◆ **TASK OBJECTIVE**
In the copy, include no images, and repeat each entry precisely as written.

◆ **MATERIAL TO PROCESS**
▼▼▼
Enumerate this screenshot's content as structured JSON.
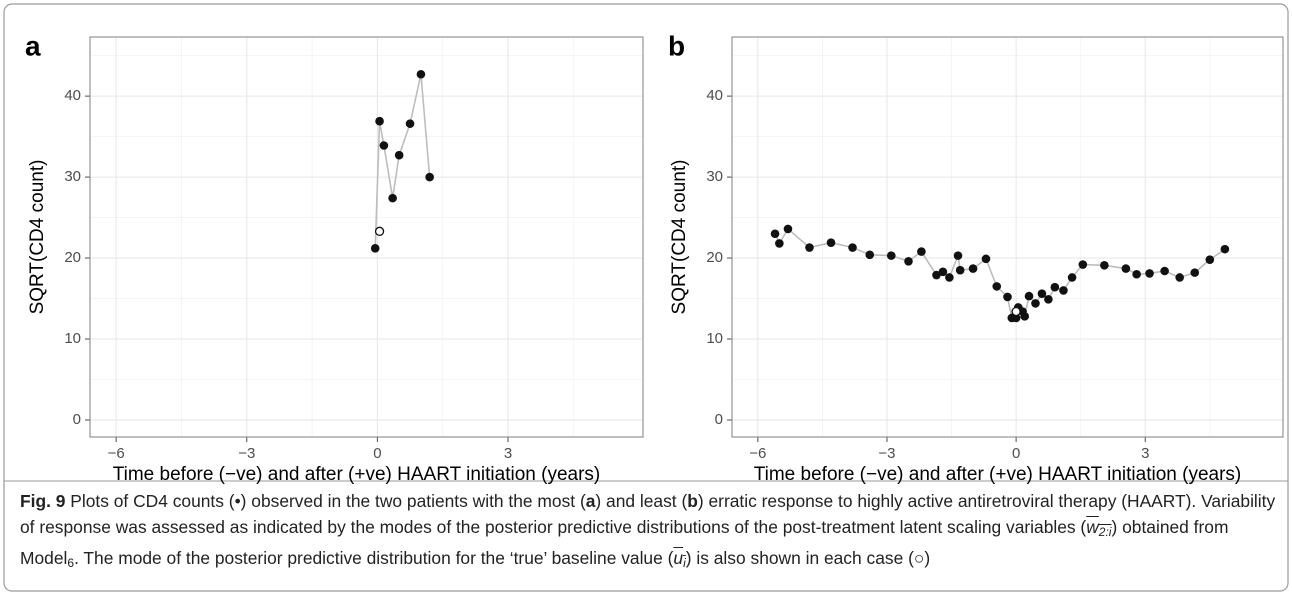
{
  "chart_data": [
    {
      "type": "line",
      "panel_label": "a",
      "xlabel": "Time before (−ve) and after (+ve) HAART initiation (years)",
      "ylabel": "SQRT(CD4 count)",
      "xlim": [
        -6.6,
        6.1
      ],
      "ylim": [
        -2.1,
        47.3
      ],
      "xticks": [
        {
          "value": -6,
          "label": "−6"
        },
        {
          "value": -3,
          "label": "−3"
        },
        0,
        3
      ],
      "yticks": [
        0,
        10,
        20,
        30,
        40
      ],
      "minor_xticks": [
        -4.5,
        -1.5,
        1.5,
        4.5
      ],
      "minor_yticks": [
        5,
        15,
        25,
        35,
        45
      ],
      "grid": true,
      "series": [
        {
          "x": [
            -0.05,
            0.05,
            0.15,
            0.35,
            0.5,
            0.75,
            1.0,
            1.2
          ],
          "values": [
            21.2,
            36.9,
            33.9,
            27.4,
            32.7,
            36.6,
            42.7,
            30.0
          ],
          "color": "#111111",
          "line_color": "#bdbdbd",
          "marker": "filled"
        },
        {
          "x": [
            0.05
          ],
          "values": [
            23.3
          ],
          "color": "#111111",
          "marker": "open"
        }
      ]
    },
    {
      "type": "line",
      "panel_label": "b",
      "xlabel": "Time before (−ve) and after (+ve) HAART initiation (years)",
      "ylabel": "SQRT(CD4 count)",
      "xlim": [
        -6.6,
        6.2
      ],
      "ylim": [
        -2.1,
        47.3
      ],
      "xticks": [
        {
          "value": -6,
          "label": "−6"
        },
        {
          "value": -3,
          "label": "−3"
        },
        0,
        3
      ],
      "yticks": [
        0,
        10,
        20,
        30,
        40
      ],
      "minor_xticks": [
        -4.5,
        -1.5,
        1.5,
        4.5
      ],
      "minor_yticks": [
        5,
        15,
        25,
        35,
        45
      ],
      "grid": true,
      "series": [
        {
          "x": [
            -5.6,
            -5.5,
            -5.3,
            -4.8,
            -4.3,
            -3.8,
            -3.4,
            -2.9,
            -2.5,
            -2.2,
            -1.85,
            -1.7,
            -1.55,
            -1.35,
            -1.3,
            -1.0,
            -0.7,
            -0.45,
            -0.2,
            -0.1,
            0.0,
            0.05,
            0.15,
            0.2,
            0.3,
            0.45,
            0.6,
            0.75,
            0.9,
            1.1,
            1.3,
            1.55,
            2.05,
            2.55,
            2.8,
            3.1,
            3.45,
            3.8,
            4.15,
            4.5,
            4.85
          ],
          "values": [
            23.0,
            21.8,
            23.6,
            21.3,
            21.9,
            21.3,
            20.4,
            20.3,
            19.6,
            20.8,
            17.9,
            18.3,
            17.6,
            20.3,
            18.5,
            18.7,
            19.9,
            16.5,
            15.2,
            12.6,
            12.6,
            13.9,
            13.4,
            12.8,
            15.3,
            14.4,
            15.6,
            14.9,
            16.4,
            16.0,
            17.6,
            19.2,
            19.1,
            18.7,
            18.0,
            18.1,
            18.4,
            17.6,
            18.2,
            19.8,
            21.1
          ],
          "color": "#111111",
          "line_color": "#bdbdbd",
          "marker": "filled"
        },
        {
          "x": [
            0.0
          ],
          "values": [
            13.4
          ],
          "color": "#111111",
          "marker": "open"
        }
      ]
    }
  ],
  "caption": {
    "runs": [
      {
        "text": "Fig. 9",
        "style": "bold"
      },
      {
        "text": " Plots of CD4 counts (•) observed in the two patients with the most (",
        "style": "normal"
      },
      {
        "text": "a",
        "style": "bold"
      },
      {
        "text": ") and least (",
        "style": "normal"
      },
      {
        "text": "b",
        "style": "bold"
      },
      {
        "text": ") erratic response to highly active antiretroviral therapy (HAART). Variability of response was assessed as indicated by the modes of the posterior predictive distributions of the post-treatment latent scaling variables (",
        "style": "normal"
      },
      {
        "text": "w",
        "style": "hat"
      },
      {
        "text": "2:i",
        "style": "hatsub"
      },
      {
        "text": ") obtained from Model",
        "style": "normal"
      },
      {
        "text": "6",
        "style": "sub"
      },
      {
        "text": ". The mode of the posterior predictive distribution for the ‘true’ baseline value (",
        "style": "normal"
      },
      {
        "text": "u",
        "style": "hat"
      },
      {
        "text": "i",
        "style": "hatsub"
      },
      {
        "text": ") is also shown in each case (○)",
        "style": "normal"
      }
    ]
  }
}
▲▲▲
◆ **RESPONSE BOX**
Enumerate this screenshot's content as structured JSON.
{
  "chart_data": [
    {
      "type": "line",
      "panel_label": "a",
      "xlabel": "Time before (−ve) and after (+ve) HAART initiation (years)",
      "ylabel": "SQRT(CD4 count)",
      "xlim": [
        -6.6,
        6.1
      ],
      "ylim": [
        -2.1,
        47.3
      ],
      "xticks": [
        {
          "value": -6,
          "label": "−6"
        },
        {
          "value": -3,
          "label": "−3"
        },
        0,
        3
      ],
      "yticks": [
        0,
        10,
        20,
        30,
        40
      ],
      "minor_xticks": [
        -4.5,
        -1.5,
        1.5,
        4.5
      ],
      "minor_yticks": [
        5,
        15,
        25,
        35,
        45
      ],
      "grid": true,
      "series": [
        {
          "x": [
            -0.05,
            0.05,
            0.15,
            0.35,
            0.5,
            0.75,
            1.0,
            1.2
          ],
          "values": [
            21.2,
            36.9,
            33.9,
            27.4,
            32.7,
            36.6,
            42.7,
            30.0
          ],
          "color": "#111111",
          "line_color": "#bdbdbd",
          "marker": "filled"
        },
        {
          "x": [
            0.05
          ],
          "values": [
            23.3
          ],
          "color": "#111111",
          "marker": "open"
        }
      ]
    },
    {
      "type": "line",
      "panel_label": "b",
      "xlabel": "Time before (−ve) and after (+ve) HAART initiation (years)",
      "ylabel": "SQRT(CD4 count)",
      "xlim": [
        -6.6,
        6.2
      ],
      "ylim": [
        -2.1,
        47.3
      ],
      "xticks": [
        {
          "value": -6,
          "label": "−6"
        },
        {
          "value": -3,
          "label": "−3"
        },
        0,
        3
      ],
      "yticks": [
        0,
        10,
        20,
        30,
        40
      ],
      "minor_xticks": [
        -4.5,
        -1.5,
        1.5,
        4.5
      ],
      "minor_yticks": [
        5,
        15,
        25,
        35,
        45
      ],
      "grid": true,
      "series": [
        {
          "x": [
            -5.6,
            -5.5,
            -5.3,
            -4.8,
            -4.3,
            -3.8,
            -3.4,
            -2.9,
            -2.5,
            -2.2,
            -1.85,
            -1.7,
            -1.55,
            -1.35,
            -1.3,
            -1.0,
            -0.7,
            -0.45,
            -0.2,
            -0.1,
            0.0,
            0.05,
            0.15,
            0.2,
            0.3,
            0.45,
            0.6,
            0.75,
            0.9,
            1.1,
            1.3,
            1.55,
            2.05,
            2.55,
            2.8,
            3.1,
            3.45,
            3.8,
            4.15,
            4.5,
            4.85
          ],
          "values": [
            23.0,
            21.8,
            23.6,
            21.3,
            21.9,
            21.3,
            20.4,
            20.3,
            19.6,
            20.8,
            17.9,
            18.3,
            17.6,
            20.3,
            18.5,
            18.7,
            19.9,
            16.5,
            15.2,
            12.6,
            12.6,
            13.9,
            13.4,
            12.8,
            15.3,
            14.4,
            15.6,
            14.9,
            16.4,
            16.0,
            17.6,
            19.2,
            19.1,
            18.7,
            18.0,
            18.1,
            18.4,
            17.6,
            18.2,
            19.8,
            21.1
          ],
          "color": "#111111",
          "line_color": "#bdbdbd",
          "marker": "filled"
        },
        {
          "x": [
            0.0
          ],
          "values": [
            13.4
          ],
          "color": "#111111",
          "marker": "open"
        }
      ]
    }
  ],
  "caption": {
    "runs": [
      {
        "text": "Fig. 9",
        "style": "bold"
      },
      {
        "text": " Plots of CD4 counts (•) observed in the two patients with the most (",
        "style": "normal"
      },
      {
        "text": "a",
        "style": "bold"
      },
      {
        "text": ") and least (",
        "style": "normal"
      },
      {
        "text": "b",
        "style": "bold"
      },
      {
        "text": ") erratic response to highly active antiretroviral therapy (HAART). Variability of response was assessed as indicated by the modes of the posterior predictive distributions of the post-treatment latent scaling variables (",
        "style": "normal"
      },
      {
        "text": "w",
        "style": "hat"
      },
      {
        "text": "2:i",
        "style": "hatsub"
      },
      {
        "text": ") obtained from Model",
        "style": "normal"
      },
      {
        "text": "6",
        "style": "sub"
      },
      {
        "text": ". The mode of the posterior predictive distribution for the ‘true’ baseline value (",
        "style": "normal"
      },
      {
        "text": "u",
        "style": "hat"
      },
      {
        "text": "i",
        "style": "hatsub"
      },
      {
        "text": ") is also shown in each case (○)",
        "style": "normal"
      }
    ]
  }
}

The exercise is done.